§ Data to use
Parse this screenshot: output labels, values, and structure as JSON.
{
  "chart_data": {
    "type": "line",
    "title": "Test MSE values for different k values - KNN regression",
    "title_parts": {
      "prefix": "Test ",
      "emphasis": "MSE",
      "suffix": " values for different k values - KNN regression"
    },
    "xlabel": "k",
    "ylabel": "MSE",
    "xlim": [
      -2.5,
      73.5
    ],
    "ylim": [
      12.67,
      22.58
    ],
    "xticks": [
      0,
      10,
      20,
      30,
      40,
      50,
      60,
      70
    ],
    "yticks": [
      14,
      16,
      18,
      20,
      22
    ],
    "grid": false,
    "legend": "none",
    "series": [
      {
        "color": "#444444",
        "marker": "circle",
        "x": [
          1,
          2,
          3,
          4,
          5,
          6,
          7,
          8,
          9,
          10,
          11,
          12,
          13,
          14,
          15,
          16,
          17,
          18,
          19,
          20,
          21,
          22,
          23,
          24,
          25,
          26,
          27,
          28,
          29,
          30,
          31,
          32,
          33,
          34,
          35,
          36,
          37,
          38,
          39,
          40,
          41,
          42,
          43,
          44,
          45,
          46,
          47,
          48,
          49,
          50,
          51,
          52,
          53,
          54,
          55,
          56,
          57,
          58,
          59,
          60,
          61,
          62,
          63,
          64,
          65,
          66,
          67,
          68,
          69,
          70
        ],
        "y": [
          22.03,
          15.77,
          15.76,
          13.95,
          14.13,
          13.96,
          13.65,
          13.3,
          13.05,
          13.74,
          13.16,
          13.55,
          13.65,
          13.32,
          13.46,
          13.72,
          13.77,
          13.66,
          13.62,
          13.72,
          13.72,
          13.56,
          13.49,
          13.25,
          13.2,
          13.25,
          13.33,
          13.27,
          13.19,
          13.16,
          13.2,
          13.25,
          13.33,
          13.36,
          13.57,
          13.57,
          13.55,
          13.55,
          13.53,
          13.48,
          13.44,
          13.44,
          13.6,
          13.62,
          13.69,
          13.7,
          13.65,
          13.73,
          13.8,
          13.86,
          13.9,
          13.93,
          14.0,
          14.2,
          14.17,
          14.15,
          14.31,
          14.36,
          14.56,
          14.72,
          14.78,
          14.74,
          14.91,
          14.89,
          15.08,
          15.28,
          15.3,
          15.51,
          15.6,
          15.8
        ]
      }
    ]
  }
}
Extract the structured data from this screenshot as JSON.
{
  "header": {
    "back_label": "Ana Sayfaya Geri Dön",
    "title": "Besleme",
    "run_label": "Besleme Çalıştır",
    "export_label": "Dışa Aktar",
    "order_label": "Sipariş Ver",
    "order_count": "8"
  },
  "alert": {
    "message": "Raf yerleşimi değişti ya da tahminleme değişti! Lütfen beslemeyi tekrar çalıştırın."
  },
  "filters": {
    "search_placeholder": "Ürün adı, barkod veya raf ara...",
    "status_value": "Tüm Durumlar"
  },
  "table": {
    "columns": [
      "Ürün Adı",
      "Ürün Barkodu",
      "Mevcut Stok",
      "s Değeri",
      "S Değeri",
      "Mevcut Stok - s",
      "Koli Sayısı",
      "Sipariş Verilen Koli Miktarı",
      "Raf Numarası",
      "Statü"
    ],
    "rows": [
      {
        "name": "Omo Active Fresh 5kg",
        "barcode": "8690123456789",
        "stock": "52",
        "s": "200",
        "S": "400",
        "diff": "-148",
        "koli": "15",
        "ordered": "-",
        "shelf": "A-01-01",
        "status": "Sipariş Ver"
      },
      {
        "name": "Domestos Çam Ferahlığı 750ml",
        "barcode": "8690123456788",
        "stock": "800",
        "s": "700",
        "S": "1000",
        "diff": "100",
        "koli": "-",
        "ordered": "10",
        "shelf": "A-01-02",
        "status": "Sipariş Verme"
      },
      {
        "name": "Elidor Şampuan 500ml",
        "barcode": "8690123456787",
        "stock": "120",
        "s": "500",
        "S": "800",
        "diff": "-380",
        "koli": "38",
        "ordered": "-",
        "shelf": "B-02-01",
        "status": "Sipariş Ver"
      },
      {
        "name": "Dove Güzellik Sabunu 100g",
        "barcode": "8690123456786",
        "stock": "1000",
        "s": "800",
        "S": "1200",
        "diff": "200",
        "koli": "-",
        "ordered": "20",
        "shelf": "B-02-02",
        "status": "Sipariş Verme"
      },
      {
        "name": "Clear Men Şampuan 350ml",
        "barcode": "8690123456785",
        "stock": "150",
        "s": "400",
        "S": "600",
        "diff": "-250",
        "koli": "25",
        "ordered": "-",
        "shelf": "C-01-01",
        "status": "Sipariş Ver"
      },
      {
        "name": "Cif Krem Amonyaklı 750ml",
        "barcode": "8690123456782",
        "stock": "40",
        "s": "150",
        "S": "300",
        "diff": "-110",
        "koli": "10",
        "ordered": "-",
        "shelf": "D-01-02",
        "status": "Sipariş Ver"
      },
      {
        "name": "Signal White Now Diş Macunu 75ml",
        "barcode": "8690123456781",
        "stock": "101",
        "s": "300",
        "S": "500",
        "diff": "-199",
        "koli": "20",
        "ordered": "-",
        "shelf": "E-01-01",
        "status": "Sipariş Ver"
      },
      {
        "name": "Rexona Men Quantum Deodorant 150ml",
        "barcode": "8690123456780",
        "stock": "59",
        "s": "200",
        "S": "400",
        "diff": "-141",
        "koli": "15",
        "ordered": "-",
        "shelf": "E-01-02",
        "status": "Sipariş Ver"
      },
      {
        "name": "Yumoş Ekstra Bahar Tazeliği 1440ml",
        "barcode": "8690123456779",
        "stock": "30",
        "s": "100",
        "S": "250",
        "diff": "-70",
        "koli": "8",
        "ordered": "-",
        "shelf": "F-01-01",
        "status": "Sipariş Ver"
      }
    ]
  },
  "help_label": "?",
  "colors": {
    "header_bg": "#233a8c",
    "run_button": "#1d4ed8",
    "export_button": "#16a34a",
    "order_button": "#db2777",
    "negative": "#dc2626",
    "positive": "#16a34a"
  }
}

§ What to work on
Write out the data again, exactly and in full.

§ Exercise answer
Parse this screenshot: output labels, values, and structure as JSON.
{
  "chart_data": {
    "type": "line",
    "title": "Test MSE values for different k values - KNN regression",
    "title_parts": {
      "prefix": "Test ",
      "emphasis": "MSE",
      "suffix": " values for different k values - KNN regression"
    },
    "xlabel": "k",
    "ylabel": "MSE",
    "xlim": [
      -2.5,
      73.5
    ],
    "ylim": [
      12.67,
      22.58
    ],
    "xticks": [
      0,
      10,
      20,
      30,
      40,
      50,
      60,
      70
    ],
    "yticks": [
      14,
      16,
      18,
      20,
      22
    ],
    "grid": false,
    "legend": "none",
    "series": [
      {
        "color": "#444444",
        "marker": "circle",
        "x": [
          1,
          2,
          3,
          4,
          5,
          6,
          7,
          8,
          9,
          10,
          11,
          12,
          13,
          14,
          15,
          16,
          17,
          18,
          19,
          20,
          21,
          22,
          23,
          24,
          25,
          26,
          27,
          28,
          29,
          30,
          31,
          32,
          33,
          34,
          35,
          36,
          37,
          38,
          39,
          40,
          41,
          42,
          43,
          44,
          45,
          46,
          47,
          48,
          49,
          50,
          51,
          52,
          53,
          54,
          55,
          56,
          57,
          58,
          59,
          60,
          61,
          62,
          63,
          64,
          65,
          66,
          67,
          68,
          69,
          70
        ],
        "y": [
          22.03,
          15.77,
          15.76,
          13.95,
          14.13,
          13.96,
          13.65,
          13.3,
          13.05,
          13.74,
          13.16,
          13.55,
          13.65,
          13.32,
          13.46,
          13.72,
          13.77,
          13.66,
          13.62,
          13.72,
          13.72,
          13.56,
          13.49,
          13.25,
          13.2,
          13.25,
          13.33,
          13.27,
          13.19,
          13.16,
          13.2,
          13.25,
          13.33,
          13.36,
          13.57,
          13.57,
          13.55,
          13.55,
          13.53,
          13.48,
          13.44,
          13.44,
          13.6,
          13.62,
          13.69,
          13.7,
          13.65,
          13.73,
          13.8,
          13.86,
          13.9,
          13.93,
          14.0,
          14.2,
          14.17,
          14.15,
          14.31,
          14.36,
          14.56,
          14.72,
          14.78,
          14.74,
          14.91,
          14.89,
          15.08,
          15.28,
          15.3,
          15.51,
          15.6,
          15.8
        ]
      }
    ]
  }
}
Extract the structured data from this screenshot as JSON.
{
  "header": {
    "back_label": "Ana Sayfaya Geri Dön",
    "title": "Besleme",
    "run_label": "Besleme Çalıştır",
    "export_label": "Dışa Aktar",
    "order_label": "Sipariş Ver",
    "order_count": "8"
  },
  "alert": {
    "message": "Raf yerleşimi değişti ya da tahminleme değişti! Lütfen beslemeyi tekrar çalıştırın."
  },
  "filters": {
    "search_placeholder": "Ürün adı, barkod veya raf ara...",
    "status_value": "Tüm Durumlar"
  },
  "table": {
    "columns": [
      "Ürün Adı",
      "Ürün Barkodu",
      "Mevcut Stok",
      "s Değeri",
      "S Değeri",
      "Mevcut Stok - s",
      "Koli Sayısı",
      "Sipariş Verilen Koli Miktarı",
      "Raf Numarası",
      "Statü"
    ],
    "rows": [
      {
        "name": "Omo Active Fresh 5kg",
        "barcode": "8690123456789",
        "stock": "52",
        "s": "200",
        "S": "400",
        "diff": "-148",
        "koli": "15",
        "ordered": "-",
        "shelf": "A-01-01",
        "status": "Sipariş Ver"
      },
      {
        "name": "Domestos Çam Ferahlığı 750ml",
        "barcode": "8690123456788",
        "stock": "800",
        "s": "700",
        "S": "1000",
        "diff": "100",
        "koli": "-",
        "ordered": "10",
        "shelf": "A-01-02",
        "status": "Sipariş Verme"
      },
      {
        "name": "Elidor Şampuan 500ml",
        "barcode": "8690123456787",
        "stock": "120",
        "s": "500",
        "S": "800",
        "diff": "-380",
        "koli": "38",
        "ordered": "-",
        "shelf": "B-02-01",
        "status": "Sipariş Ver"
      },
      {
        "name": "Dove Güzellik Sabunu 100g",
        "barcode": "8690123456786",
        "stock": "1000",
        "s": "800",
        "S": "1200",
        "diff": "200",
        "koli": "-",
        "ordered": "20",
        "shelf": "B-02-02",
        "status": "Sipariş Verme"
      },
      {
        "name": "Clear Men Şampuan 350ml",
        "barcode": "8690123456785",
        "stock": "150",
        "s": "400",
        "S": "600",
        "diff": "-250",
        "koli": "25",
        "ordered": "-",
        "shelf": "C-01-01",
        "status": "Sipariş Ver"
      },
      {
        "name": "Cif Krem Amonyaklı 750ml",
        "barcode": "8690123456782",
        "stock": "40",
        "s": "150",
        "S": "300",
        "diff": "-110",
        "koli": "10",
        "ordered": "-",
        "shelf": "D-01-02",
        "status": "Sipariş Ver"
      },
      {
        "name": "Signal White Now Diş Macunu 75ml",
        "barcode": "8690123456781",
        "stock": "101",
        "s": "300",
        "S": "500",
        "diff": "-199",
        "koli": "20",
        "ordered": "-",
        "shelf": "E-01-01",
        "status": "Sipariş Ver"
      },
      {
        "name": "Rexona Men Quantum Deodorant 150ml",
        "barcode": "8690123456780",
        "stock": "59",
        "s": "200",
        "S": "400",
        "diff": "-141",
        "koli": "15",
        "ordered": "-",
        "shelf": "E-01-02",
        "status": "Sipariş Ver"
      },
      {
        "name": "Yumoş Ekstra Bahar Tazeliği 1440ml",
        "barcode": "8690123456779",
        "stock": "30",
        "s": "100",
        "S": "250",
        "diff": "-70",
        "koli": "8",
        "ordered": "-",
        "shelf": "F-01-01",
        "status": "Sipariş Ver"
      }
    ]
  },
  "help_label": "?",
  "colors": {
    "header_bg": "#233a8c",
    "run_button": "#1d4ed8",
    "export_button": "#16a34a",
    "order_button": "#db2777",
    "negative": "#dc2626",
    "positive": "#16a34a"
  }
}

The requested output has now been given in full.